_Description of the task:_
Duplicate the passage from the profile of the Bentonville fire chief, starting at "Boydston Approaching Three" and ending at "town has evolved.".

Boydston Approaching Three Decades with BFD

by Paul Gatling ([email protected]) 293 views 

Brent Boydston moved to Bentonville in 1975 when he was 9 years old, and it’s oftentimes difficult for him to describe to newcomers just how much the town has evolved.

“When we were kids, we’d just walk across town to each others’ houses,” said Boydston, now the fire chief for the Bentonville Fire Department. “It’s hard to explain. But the [example] I use the most is that we used to have just one blinking light, and that was at the corner of Central and Walton when [Walton] was just a two-lane road.”

But even as the landscape has changed and the years have passed, Boydston’s presence with the BFD has remained a constant. He has been a mainstay there for almost three decades, and he says the passion for the job still runs hot.

“It’s a rewarding job; you’re helping people in their time of need,” he said recently during a sit-down at his office inside the award-winning Station No. 1. “And nothing is ever the same. It’s different every day.”

Boydston was the department’s assistant fire chief when he was recognized in the Northwest Arkansas Business Journal’s Forty Under 40 class in 2002.

_Data:_

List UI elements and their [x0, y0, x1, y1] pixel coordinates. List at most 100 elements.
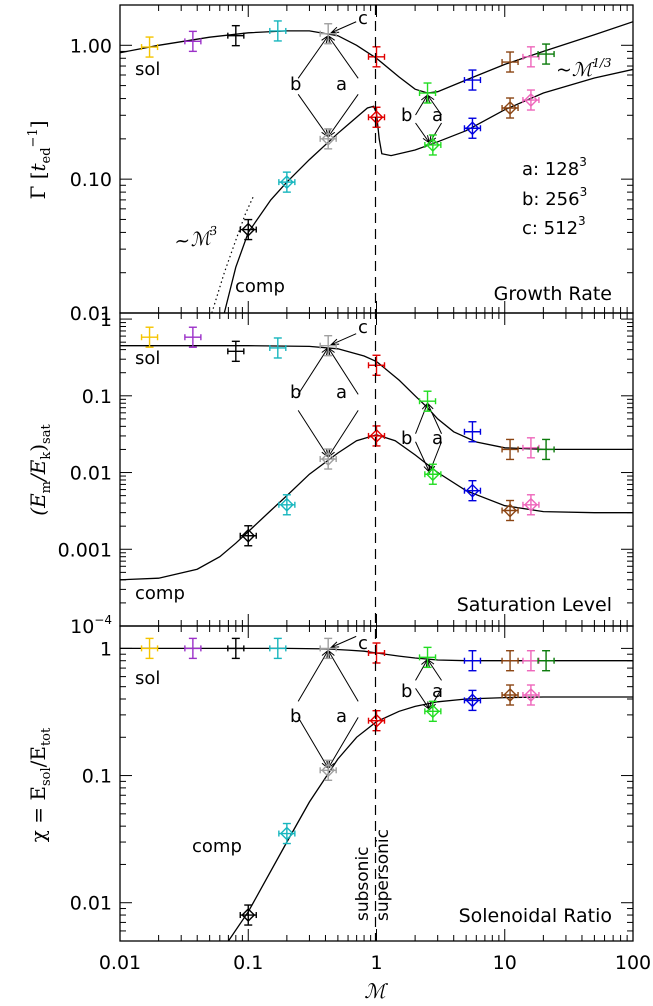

_Written response:_
Boydston Approaching Three Decades with BFD

by Paul Gatling ([email protected]) 293 views 

Brent Boydston moved to Bentonville in 1975 when he was 9 years old, and it’s oftentimes difficult for him to describe to newcomers just how much the town has evolved.